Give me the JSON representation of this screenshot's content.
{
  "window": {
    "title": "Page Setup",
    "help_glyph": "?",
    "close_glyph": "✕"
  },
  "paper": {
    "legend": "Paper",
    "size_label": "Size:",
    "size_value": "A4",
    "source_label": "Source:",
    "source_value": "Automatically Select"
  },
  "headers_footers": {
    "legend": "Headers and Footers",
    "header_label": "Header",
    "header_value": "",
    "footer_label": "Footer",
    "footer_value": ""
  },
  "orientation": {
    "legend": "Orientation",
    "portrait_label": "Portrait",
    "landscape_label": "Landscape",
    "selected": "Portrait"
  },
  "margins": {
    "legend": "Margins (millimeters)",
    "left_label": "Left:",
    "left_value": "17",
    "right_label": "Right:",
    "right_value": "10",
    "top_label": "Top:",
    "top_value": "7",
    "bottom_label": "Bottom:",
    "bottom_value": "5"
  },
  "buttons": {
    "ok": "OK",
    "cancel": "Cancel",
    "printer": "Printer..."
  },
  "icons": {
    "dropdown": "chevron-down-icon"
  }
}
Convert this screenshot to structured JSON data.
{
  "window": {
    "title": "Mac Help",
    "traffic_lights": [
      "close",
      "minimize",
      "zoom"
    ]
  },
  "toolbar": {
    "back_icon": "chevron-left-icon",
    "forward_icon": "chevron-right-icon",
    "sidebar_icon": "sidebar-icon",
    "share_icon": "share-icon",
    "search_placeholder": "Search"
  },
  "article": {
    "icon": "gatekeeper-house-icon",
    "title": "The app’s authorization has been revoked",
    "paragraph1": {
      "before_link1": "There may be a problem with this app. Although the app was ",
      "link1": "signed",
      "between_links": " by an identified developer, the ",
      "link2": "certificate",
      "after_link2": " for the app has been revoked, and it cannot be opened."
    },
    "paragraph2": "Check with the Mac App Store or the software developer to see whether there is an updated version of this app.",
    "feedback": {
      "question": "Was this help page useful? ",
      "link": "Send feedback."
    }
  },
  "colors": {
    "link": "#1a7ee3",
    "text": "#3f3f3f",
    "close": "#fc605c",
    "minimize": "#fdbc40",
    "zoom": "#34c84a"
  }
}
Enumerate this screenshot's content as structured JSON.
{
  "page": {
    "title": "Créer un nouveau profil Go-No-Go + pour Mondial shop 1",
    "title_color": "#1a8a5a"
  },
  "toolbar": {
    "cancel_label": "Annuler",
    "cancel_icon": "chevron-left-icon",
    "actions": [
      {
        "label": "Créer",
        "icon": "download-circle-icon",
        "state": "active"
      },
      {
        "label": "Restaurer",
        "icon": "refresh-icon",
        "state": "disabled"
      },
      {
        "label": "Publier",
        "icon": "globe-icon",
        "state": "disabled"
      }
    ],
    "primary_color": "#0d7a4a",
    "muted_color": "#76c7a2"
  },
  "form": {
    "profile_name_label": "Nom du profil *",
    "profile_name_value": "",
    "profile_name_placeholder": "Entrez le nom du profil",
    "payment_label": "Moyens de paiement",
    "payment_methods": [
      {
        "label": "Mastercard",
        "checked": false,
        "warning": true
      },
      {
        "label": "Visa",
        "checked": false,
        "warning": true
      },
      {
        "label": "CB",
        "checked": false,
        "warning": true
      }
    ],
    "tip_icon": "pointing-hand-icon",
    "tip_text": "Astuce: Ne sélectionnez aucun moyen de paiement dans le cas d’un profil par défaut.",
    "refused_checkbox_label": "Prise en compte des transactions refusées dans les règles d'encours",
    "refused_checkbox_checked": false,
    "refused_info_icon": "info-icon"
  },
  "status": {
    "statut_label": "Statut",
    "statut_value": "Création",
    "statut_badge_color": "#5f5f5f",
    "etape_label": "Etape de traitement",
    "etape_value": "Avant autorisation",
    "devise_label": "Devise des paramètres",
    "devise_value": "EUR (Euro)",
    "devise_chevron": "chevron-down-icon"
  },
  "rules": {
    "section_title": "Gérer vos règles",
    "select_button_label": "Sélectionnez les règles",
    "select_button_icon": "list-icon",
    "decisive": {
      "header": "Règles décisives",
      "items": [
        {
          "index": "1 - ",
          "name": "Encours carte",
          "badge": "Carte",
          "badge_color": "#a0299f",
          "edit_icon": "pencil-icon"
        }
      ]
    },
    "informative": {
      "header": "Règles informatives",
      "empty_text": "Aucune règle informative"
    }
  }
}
· · · · ·
** Directions for this task **
Write out all of the records above exactly as they appear.

** The result **
Give me the JSON representation of this screenshot's content.
{
  "window": {
    "title": "Page Setup",
    "help_glyph": "?",
    "close_glyph": "✕"
  },
  "paper": {
    "legend": "Paper",
    "size_label": "Size:",
    "size_value": "A4",
    "source_label": "Source:",
    "source_value": "Automatically Select"
  },
  "headers_footers": {
    "legend": "Headers and Footers",
    "header_label": "Header",
    "header_value": "",
    "footer_label": "Footer",
    "footer_value": ""
  },
  "orientation": {
    "legend": "Orientation",
    "portrait_label": "Portrait",
    "landscape_label": "Landscape",
    "selected": "Portrait"
  },
  "margins": {
    "legend": "Margins (millimeters)",
    "left_label": "Left:",
    "left_value": "17",
    "right_label": "Right:",
    "right_value": "10",
    "top_label": "Top:",
    "top_value": "7",
    "bottom_label": "Bottom:",
    "bottom_value": "5"
  },
  "buttons": {
    "ok": "OK",
    "cancel": "Cancel",
    "printer": "Printer..."
  },
  "icons": {
    "dropdown": "chevron-down-icon"
  }
}
Convert this screenshot to structured JSON data.
{
  "window": {
    "title": "Mac Help",
    "traffic_lights": [
      "close",
      "minimize",
      "zoom"
    ]
  },
  "toolbar": {
    "back_icon": "chevron-left-icon",
    "forward_icon": "chevron-right-icon",
    "sidebar_icon": "sidebar-icon",
    "share_icon": "share-icon",
    "search_placeholder": "Search"
  },
  "article": {
    "icon": "gatekeeper-house-icon",
    "title": "The app’s authorization has been revoked",
    "paragraph1": {
      "before_link1": "There may be a problem with this app. Although the app was ",
      "link1": "signed",
      "between_links": " by an identified developer, the ",
      "link2": "certificate",
      "after_link2": " for the app has been revoked, and it cannot be opened."
    },
    "paragraph2": "Check with the Mac App Store or the software developer to see whether there is an updated version of this app.",
    "feedback": {
      "question": "Was this help page useful? ",
      "link": "Send feedback."
    }
  },
  "colors": {
    "link": "#1a7ee3",
    "text": "#3f3f3f",
    "close": "#fc605c",
    "minimize": "#fdbc40",
    "zoom": "#34c84a"
  }
}
Enumerate this screenshot's content as structured JSON.
{
  "page": {
    "title": "Créer un nouveau profil Go-No-Go + pour Mondial shop 1",
    "title_color": "#1a8a5a"
  },
  "toolbar": {
    "cancel_label": "Annuler",
    "cancel_icon": "chevron-left-icon",
    "actions": [
      {
        "label": "Créer",
        "icon": "download-circle-icon",
        "state": "active"
      },
      {
        "label": "Restaurer",
        "icon": "refresh-icon",
        "state": "disabled"
      },
      {
        "label": "Publier",
        "icon": "globe-icon",
        "state": "disabled"
      }
    ],
    "primary_color": "#0d7a4a",
    "muted_color": "#76c7a2"
  },
  "form": {
    "profile_name_label": "Nom du profil *",
    "profile_name_value": "",
    "profile_name_placeholder": "Entrez le nom du profil",
    "payment_label": "Moyens de paiement",
    "payment_methods": [
      {
        "label": "Mastercard",
        "checked": false,
        "warning": true
      },
      {
        "label": "Visa",
        "checked": false,
        "warning": true
      },
      {
        "label": "CB",
        "checked": false,
        "warning": true
      }
    ],
    "tip_icon": "pointing-hand-icon",
    "tip_text": "Astuce: Ne sélectionnez aucun moyen de paiement dans le cas d’un profil par défaut.",
    "refused_checkbox_label": "Prise en compte des transactions refusées dans les règles d'encours",
    "refused_checkbox_checked": false,
    "refused_info_icon": "info-icon"
  },
  "status": {
    "statut_label": "Statut",
    "statut_value": "Création",
    "statut_badge_color": "#5f5f5f",
    "etape_label": "Etape de traitement",
    "etape_value": "Avant autorisation",
    "devise_label": "Devise des paramètres",
    "devise_value": "EUR (Euro)",
    "devise_chevron": "chevron-down-icon"
  },
  "rules": {
    "section_title": "Gérer vos règles",
    "select_button_label": "Sélectionnez les règles",
    "select_button_icon": "list-icon",
    "decisive": {
      "header": "Règles décisives",
      "items": [
        {
          "index": "1 - ",
          "name": "Encours carte",
          "badge": "Carte",
          "badge_color": "#a0299f",
          "edit_icon": "pencil-icon"
        }
      ]
    },
    "informative": {
      "header": "Règles informatives",
      "empty_text": "Aucune règle informative"
    }
  }
}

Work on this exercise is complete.